Work required: Pull each line containing "series" out of the data and copy it.

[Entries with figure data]
---+---
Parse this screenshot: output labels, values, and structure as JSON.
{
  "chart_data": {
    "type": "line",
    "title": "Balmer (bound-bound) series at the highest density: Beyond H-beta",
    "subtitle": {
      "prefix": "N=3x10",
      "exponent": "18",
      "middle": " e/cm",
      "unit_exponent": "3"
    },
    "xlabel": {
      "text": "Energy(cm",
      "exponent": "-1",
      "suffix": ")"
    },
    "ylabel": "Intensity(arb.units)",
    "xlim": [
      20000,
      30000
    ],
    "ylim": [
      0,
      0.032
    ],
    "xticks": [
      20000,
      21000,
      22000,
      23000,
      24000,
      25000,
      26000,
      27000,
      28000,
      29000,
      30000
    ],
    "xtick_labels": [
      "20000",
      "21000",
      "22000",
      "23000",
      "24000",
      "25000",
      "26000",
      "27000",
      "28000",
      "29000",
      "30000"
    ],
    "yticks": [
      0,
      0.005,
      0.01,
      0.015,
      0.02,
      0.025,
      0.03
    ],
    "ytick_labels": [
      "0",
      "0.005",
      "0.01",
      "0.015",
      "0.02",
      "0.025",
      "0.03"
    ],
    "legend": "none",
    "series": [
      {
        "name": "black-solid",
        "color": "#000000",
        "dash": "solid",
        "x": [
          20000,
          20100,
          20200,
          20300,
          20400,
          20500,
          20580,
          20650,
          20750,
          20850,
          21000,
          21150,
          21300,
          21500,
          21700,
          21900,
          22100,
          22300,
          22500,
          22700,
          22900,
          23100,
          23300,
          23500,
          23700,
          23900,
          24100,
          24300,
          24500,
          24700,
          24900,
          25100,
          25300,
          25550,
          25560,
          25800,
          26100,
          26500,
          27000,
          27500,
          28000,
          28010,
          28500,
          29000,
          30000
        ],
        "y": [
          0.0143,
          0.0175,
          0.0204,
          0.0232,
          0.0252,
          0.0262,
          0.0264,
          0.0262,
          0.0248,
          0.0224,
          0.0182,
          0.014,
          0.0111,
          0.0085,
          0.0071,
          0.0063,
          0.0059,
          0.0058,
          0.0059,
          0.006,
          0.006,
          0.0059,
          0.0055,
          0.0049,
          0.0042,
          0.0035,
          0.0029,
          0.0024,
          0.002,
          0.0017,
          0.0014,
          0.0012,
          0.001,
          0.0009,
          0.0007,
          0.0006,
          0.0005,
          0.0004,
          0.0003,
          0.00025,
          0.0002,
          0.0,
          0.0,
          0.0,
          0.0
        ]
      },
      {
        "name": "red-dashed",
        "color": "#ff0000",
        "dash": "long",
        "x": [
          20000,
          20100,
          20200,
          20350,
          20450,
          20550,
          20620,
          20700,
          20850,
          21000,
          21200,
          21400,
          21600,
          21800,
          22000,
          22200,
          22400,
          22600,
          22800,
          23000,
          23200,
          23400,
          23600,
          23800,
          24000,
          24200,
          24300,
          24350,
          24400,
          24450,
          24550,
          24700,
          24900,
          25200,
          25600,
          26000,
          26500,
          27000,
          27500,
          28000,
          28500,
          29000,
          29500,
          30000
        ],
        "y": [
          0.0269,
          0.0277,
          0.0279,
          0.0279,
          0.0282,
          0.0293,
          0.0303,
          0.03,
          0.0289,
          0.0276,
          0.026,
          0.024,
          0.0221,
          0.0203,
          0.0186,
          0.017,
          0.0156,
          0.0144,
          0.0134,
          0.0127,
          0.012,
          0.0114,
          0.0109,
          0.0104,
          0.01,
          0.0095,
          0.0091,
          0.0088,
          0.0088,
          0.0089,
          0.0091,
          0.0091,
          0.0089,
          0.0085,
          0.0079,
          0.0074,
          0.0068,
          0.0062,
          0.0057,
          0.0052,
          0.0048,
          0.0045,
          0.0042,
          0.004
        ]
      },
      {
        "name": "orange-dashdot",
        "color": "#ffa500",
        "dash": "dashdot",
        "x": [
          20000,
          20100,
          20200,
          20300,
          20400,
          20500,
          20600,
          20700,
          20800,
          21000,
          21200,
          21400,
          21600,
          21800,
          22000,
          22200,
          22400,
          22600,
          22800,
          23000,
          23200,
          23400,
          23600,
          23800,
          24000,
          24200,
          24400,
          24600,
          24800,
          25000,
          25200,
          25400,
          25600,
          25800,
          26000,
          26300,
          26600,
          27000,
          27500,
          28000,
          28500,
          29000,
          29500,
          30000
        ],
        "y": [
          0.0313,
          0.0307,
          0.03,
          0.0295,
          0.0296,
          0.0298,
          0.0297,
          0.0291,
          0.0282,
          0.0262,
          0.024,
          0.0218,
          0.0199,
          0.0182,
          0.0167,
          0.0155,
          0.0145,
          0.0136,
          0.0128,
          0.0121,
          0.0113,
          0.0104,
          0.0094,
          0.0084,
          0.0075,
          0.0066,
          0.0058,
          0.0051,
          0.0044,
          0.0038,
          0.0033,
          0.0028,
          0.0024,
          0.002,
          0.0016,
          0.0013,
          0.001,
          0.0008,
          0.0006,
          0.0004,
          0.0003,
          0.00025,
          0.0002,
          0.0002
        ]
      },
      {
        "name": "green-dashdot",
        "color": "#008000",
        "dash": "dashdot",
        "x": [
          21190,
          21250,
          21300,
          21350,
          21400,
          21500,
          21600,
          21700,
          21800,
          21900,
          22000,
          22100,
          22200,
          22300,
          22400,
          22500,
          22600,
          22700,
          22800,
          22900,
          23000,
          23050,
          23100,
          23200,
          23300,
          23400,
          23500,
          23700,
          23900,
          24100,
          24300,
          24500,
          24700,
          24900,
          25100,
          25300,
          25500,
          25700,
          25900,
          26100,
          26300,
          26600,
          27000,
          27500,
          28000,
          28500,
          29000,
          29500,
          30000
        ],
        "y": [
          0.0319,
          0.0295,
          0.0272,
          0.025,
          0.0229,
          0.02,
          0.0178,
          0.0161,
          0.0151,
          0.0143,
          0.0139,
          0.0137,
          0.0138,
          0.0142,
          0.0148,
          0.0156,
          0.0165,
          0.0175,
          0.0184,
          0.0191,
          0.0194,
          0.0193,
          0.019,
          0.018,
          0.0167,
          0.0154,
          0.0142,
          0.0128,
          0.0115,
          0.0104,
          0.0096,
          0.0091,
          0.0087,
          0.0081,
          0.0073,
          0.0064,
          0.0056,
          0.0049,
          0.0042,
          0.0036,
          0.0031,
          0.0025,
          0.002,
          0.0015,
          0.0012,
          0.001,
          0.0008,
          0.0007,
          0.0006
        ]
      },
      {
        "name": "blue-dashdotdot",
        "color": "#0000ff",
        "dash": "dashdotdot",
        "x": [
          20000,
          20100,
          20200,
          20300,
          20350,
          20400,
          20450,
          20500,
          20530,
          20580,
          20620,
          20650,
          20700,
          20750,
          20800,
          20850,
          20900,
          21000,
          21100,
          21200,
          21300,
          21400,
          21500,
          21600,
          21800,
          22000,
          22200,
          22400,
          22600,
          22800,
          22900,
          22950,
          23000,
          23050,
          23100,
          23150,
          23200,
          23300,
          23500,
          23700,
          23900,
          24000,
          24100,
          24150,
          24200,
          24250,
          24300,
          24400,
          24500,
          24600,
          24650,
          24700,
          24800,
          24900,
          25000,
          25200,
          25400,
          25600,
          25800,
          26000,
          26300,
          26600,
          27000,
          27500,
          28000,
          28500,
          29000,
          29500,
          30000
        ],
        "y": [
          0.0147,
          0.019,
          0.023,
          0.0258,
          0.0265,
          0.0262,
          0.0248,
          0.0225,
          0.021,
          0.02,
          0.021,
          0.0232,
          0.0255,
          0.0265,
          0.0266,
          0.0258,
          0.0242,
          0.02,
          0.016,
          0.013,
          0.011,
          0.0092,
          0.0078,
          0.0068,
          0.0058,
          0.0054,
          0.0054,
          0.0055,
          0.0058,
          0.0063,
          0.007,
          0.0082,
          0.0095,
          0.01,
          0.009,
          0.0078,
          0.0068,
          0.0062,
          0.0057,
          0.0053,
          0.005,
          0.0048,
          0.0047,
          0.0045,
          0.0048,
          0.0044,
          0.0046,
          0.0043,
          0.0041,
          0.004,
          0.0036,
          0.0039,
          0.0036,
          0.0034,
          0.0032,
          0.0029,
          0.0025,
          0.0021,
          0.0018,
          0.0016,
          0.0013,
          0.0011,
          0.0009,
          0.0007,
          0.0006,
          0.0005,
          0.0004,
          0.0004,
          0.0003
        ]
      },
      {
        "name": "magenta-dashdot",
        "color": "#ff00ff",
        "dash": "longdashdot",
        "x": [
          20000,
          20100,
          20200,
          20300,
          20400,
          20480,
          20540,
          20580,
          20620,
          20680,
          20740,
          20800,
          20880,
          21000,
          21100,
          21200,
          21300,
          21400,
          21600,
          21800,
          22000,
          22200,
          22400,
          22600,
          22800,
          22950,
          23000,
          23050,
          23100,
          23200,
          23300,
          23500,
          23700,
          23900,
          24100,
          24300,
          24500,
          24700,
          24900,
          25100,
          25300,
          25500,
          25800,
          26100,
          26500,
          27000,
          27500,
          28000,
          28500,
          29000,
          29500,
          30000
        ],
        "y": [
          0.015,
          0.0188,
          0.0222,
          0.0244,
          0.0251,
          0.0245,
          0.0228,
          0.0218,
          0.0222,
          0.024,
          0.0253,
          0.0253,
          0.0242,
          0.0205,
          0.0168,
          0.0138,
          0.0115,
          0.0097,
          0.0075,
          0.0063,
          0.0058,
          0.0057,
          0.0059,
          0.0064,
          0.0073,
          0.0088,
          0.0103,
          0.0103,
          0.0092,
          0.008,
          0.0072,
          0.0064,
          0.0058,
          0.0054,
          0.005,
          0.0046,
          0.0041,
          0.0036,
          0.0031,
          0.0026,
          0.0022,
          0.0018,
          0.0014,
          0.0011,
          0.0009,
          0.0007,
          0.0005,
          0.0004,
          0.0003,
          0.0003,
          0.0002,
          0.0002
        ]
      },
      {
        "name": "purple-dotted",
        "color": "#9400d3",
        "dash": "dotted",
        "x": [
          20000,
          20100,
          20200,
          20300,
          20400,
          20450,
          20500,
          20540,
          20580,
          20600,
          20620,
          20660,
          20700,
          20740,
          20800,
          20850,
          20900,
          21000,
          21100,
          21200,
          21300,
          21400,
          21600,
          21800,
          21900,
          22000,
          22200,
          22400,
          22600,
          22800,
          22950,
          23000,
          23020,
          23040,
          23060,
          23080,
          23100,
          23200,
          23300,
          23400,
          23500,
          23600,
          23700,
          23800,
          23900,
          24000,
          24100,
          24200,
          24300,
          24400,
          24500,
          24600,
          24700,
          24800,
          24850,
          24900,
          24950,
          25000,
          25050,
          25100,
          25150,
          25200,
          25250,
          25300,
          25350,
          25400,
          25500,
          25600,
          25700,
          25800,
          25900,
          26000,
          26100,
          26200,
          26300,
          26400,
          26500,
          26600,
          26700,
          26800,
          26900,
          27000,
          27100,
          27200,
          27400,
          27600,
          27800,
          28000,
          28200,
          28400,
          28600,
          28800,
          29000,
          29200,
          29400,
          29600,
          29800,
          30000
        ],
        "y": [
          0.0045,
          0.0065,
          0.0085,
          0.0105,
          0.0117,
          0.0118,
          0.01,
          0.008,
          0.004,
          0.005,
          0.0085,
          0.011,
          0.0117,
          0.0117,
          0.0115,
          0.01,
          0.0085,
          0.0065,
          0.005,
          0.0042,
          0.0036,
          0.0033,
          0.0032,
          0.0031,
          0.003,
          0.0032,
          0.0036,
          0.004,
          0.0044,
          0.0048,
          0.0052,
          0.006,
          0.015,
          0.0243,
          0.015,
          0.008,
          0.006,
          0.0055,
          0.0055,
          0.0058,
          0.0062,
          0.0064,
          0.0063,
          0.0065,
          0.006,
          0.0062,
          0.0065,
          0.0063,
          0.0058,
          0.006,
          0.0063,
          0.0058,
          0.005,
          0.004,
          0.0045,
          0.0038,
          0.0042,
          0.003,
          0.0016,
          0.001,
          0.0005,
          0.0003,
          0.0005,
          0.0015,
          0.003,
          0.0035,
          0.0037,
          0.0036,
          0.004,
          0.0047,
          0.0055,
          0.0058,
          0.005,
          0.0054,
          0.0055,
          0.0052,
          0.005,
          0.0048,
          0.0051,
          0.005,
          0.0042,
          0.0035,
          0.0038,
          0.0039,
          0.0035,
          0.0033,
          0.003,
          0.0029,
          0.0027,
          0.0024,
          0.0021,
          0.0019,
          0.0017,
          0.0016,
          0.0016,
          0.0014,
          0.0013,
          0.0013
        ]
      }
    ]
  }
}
---+---
Answer to the problem:
    "title": "Balmer (bound-bound) series at the highest density: Beyond H-beta",
    "series": [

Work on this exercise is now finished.